GOAL. Find every line in the records below that contains the word "information", and copy each such line.
---------- RECORD LIST
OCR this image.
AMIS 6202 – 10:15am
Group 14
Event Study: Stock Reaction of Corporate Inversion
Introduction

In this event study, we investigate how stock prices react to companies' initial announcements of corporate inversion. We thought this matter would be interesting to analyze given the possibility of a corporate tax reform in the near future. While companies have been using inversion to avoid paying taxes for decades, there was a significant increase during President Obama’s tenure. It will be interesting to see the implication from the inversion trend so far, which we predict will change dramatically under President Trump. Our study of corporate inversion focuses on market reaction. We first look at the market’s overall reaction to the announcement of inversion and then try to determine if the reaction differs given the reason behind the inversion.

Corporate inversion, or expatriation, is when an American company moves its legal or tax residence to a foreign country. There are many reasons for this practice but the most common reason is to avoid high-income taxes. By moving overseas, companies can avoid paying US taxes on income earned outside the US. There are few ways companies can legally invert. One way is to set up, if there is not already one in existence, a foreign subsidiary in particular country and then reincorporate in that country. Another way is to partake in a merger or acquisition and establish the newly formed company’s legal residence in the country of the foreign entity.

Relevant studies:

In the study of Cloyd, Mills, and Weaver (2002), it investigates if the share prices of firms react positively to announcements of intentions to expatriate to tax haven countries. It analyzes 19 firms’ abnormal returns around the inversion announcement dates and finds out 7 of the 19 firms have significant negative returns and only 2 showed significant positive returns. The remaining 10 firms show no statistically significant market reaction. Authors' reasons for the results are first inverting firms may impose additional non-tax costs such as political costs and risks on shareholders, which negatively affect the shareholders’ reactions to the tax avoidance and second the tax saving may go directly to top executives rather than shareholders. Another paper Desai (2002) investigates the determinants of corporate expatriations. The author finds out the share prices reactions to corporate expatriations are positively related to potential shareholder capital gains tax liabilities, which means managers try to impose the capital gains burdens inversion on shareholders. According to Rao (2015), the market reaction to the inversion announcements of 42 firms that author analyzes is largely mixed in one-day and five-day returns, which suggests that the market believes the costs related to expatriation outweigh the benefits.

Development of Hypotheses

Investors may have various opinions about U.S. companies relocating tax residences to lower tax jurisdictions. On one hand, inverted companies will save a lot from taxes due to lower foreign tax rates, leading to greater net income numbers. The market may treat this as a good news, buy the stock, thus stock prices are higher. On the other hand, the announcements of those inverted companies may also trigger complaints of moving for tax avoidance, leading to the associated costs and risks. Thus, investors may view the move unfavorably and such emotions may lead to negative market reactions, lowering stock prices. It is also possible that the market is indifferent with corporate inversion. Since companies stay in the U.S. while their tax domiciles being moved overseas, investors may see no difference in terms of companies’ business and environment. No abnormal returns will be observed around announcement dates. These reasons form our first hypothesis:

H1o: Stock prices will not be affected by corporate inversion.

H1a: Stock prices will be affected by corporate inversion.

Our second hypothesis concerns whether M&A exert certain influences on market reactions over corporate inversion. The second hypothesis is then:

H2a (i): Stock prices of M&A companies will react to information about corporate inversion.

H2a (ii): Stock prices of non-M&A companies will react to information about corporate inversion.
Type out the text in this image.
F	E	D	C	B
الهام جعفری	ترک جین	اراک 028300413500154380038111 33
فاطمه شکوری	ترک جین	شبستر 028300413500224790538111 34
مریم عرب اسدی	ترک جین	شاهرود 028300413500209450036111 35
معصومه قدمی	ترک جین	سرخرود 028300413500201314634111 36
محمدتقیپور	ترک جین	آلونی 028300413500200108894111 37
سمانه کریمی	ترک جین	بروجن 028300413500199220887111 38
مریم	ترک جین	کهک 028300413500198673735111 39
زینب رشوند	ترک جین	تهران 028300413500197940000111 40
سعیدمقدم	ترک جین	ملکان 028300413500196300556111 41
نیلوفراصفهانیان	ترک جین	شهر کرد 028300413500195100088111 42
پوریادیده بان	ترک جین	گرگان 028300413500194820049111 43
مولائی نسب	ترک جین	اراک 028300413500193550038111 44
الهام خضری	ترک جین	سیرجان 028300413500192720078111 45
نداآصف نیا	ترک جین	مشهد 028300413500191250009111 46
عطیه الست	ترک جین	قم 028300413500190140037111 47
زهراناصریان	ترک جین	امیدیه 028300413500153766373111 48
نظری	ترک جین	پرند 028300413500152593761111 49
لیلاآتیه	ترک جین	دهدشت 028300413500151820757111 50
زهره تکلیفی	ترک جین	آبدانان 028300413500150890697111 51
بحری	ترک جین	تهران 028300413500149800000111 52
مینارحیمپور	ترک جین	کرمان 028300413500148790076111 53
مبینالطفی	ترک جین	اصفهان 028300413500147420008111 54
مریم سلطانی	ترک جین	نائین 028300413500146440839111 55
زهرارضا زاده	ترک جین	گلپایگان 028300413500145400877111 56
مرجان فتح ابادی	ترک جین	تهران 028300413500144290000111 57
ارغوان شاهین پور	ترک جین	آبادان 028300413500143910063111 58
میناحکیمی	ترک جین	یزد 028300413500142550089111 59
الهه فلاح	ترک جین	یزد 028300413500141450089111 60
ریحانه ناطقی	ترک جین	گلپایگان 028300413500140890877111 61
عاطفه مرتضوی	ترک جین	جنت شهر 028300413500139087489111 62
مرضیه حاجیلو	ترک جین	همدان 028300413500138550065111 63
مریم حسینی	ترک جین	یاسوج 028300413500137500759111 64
--------------------
FINAL ANSWER.
H2a (i): Stock prices of M&A companies will react to information about corporate inversion.
H2a (ii): Stock prices of non-M&A companies will react to information about corporate inversion.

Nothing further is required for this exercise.